# Start of Data rows

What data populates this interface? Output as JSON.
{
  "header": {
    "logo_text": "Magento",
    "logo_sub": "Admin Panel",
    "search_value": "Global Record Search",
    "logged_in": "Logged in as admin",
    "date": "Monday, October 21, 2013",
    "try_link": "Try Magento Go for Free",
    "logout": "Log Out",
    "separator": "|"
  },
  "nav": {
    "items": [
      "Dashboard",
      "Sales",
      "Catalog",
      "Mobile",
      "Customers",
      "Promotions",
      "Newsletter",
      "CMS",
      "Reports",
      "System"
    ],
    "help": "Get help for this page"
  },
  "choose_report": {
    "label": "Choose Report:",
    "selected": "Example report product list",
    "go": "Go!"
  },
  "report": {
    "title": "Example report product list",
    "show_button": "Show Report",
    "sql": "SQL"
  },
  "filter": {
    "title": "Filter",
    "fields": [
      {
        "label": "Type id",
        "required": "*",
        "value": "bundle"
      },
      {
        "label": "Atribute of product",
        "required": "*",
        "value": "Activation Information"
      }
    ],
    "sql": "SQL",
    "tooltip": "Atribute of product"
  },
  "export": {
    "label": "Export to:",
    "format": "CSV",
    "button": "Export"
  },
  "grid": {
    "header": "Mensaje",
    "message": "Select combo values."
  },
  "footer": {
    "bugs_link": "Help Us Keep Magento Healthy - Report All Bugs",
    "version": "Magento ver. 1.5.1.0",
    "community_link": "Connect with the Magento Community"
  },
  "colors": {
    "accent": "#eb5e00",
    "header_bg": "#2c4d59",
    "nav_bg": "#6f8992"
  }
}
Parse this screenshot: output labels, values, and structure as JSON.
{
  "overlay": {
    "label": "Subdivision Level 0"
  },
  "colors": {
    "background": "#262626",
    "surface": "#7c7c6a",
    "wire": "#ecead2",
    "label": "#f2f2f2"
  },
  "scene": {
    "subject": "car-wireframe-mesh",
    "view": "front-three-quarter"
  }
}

# End of Data rows

**The task**
Select every line in the records above that contains the word "values".

**Output below**
    "message": "Select combo values."
Parse this screenshot: output labels, values, and structure as JSON.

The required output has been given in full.